• Record excerpts:
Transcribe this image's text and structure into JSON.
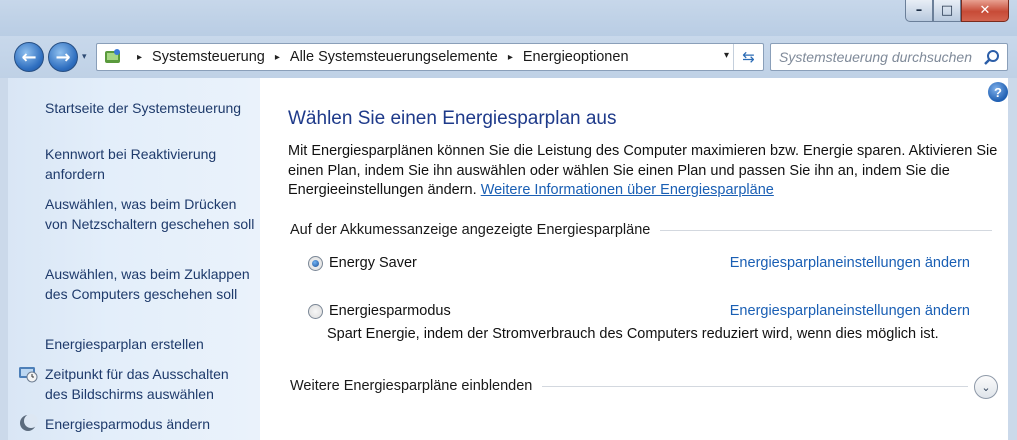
{
  "window": {
    "minimize": "–",
    "maximize": "□",
    "close": "✕"
  },
  "nav": {
    "back": "←",
    "forward": "→",
    "recent": "▾",
    "breadcrumbs": [
      "Systemsteuerung",
      "Alle Systemsteuerungselemente",
      "Energieoptionen"
    ],
    "separator": "▸",
    "dropdown": "▾",
    "refresh": "⇆",
    "search_placeholder": "Systemsteuerung durchsuchen"
  },
  "sidebar": {
    "items": [
      {
        "label": "Startseite der Systemsteuerung"
      },
      {
        "label": "Kennwort bei Reaktivierung anfordern"
      },
      {
        "label": "Auswählen, was beim Drücken von Netzschaltern geschehen soll"
      },
      {
        "label": "Auswählen, was beim Zuklappen des Computers geschehen soll"
      },
      {
        "label": "Energiesparplan erstellen"
      },
      {
        "label": "Zeitpunkt für das Ausschalten des Bildschirms auswählen",
        "icon": "monitor-clock-icon"
      },
      {
        "label": "Energiesparmodus ändern",
        "icon": "moon-icon"
      }
    ]
  },
  "main": {
    "help": "?",
    "title": "Wählen Sie einen Energiesparplan aus",
    "description": "Mit Energiesparplänen können Sie die Leistung des Computer maximieren bzw. Energie sparen. Aktivieren Sie einen Plan, indem Sie ihn auswählen oder wählen Sie einen Plan und passen Sie ihn an, indem Sie die Energieeinstellungen ändern.",
    "more_info_link": "Weitere Informationen über Energiesparpläne",
    "group_label": "Auf der Akkumessanzeige angezeigte Energiesparpläne",
    "plans": [
      {
        "name": "Energy Saver",
        "selected": true,
        "change_link": "Energiesparplaneinstellungen ändern"
      },
      {
        "name": "Energiesparmodus",
        "selected": false,
        "change_link": "Energiesparplaneinstellungen ändern",
        "description": "Spart Energie, indem der Stromverbrauch des Computers reduziert wird, wenn dies möglich ist."
      }
    ],
    "more_plans_label": "Weitere Energiesparpläne einblenden",
    "expand": "⌄"
  },
  "colors": {
    "title": "#1e3a8a",
    "link": "#1a5fb4",
    "sidebar_link": "#1e3a6b",
    "frame": "#c8d8eb"
  }
}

• Work to do: Repeat everything in the records precisely. Images are excluded from the copy.

• Full solution:
Transcribe this image's text and structure into JSON.
{
  "window": {
    "minimize": "–",
    "maximize": "□",
    "close": "✕"
  },
  "nav": {
    "back": "←",
    "forward": "→",
    "recent": "▾",
    "breadcrumbs": [
      "Systemsteuerung",
      "Alle Systemsteuerungselemente",
      "Energieoptionen"
    ],
    "separator": "▸",
    "dropdown": "▾",
    "refresh": "⇆",
    "search_placeholder": "Systemsteuerung durchsuchen"
  },
  "sidebar": {
    "items": [
      {
        "label": "Startseite der Systemsteuerung"
      },
      {
        "label": "Kennwort bei Reaktivierung anfordern"
      },
      {
        "label": "Auswählen, was beim Drücken von Netzschaltern geschehen soll"
      },
      {
        "label": "Auswählen, was beim Zuklappen des Computers geschehen soll"
      },
      {
        "label": "Energiesparplan erstellen"
      },
      {
        "label": "Zeitpunkt für das Ausschalten des Bildschirms auswählen",
        "icon": "monitor-clock-icon"
      },
      {
        "label": "Energiesparmodus ändern",
        "icon": "moon-icon"
      }
    ]
  },
  "main": {
    "help": "?",
    "title": "Wählen Sie einen Energiesparplan aus",
    "description": "Mit Energiesparplänen können Sie die Leistung des Computer maximieren bzw. Energie sparen. Aktivieren Sie einen Plan, indem Sie ihn auswählen oder wählen Sie einen Plan und passen Sie ihn an, indem Sie die Energieeinstellungen ändern.",
    "more_info_link": "Weitere Informationen über Energiesparpläne",
    "group_label": "Auf der Akkumessanzeige angezeigte Energiesparpläne",
    "plans": [
      {
        "name": "Energy Saver",
        "selected": true,
        "change_link": "Energiesparplaneinstellungen ändern"
      },
      {
        "name": "Energiesparmodus",
        "selected": false,
        "change_link": "Energiesparplaneinstellungen ändern",
        "description": "Spart Energie, indem der Stromverbrauch des Computers reduziert wird, wenn dies möglich ist."
      }
    ],
    "more_plans_label": "Weitere Energiesparpläne einblenden",
    "expand": "⌄"
  },
  "colors": {
    "title": "#1e3a8a",
    "link": "#1a5fb4",
    "sidebar_link": "#1e3a6b",
    "frame": "#c8d8eb"
  }
}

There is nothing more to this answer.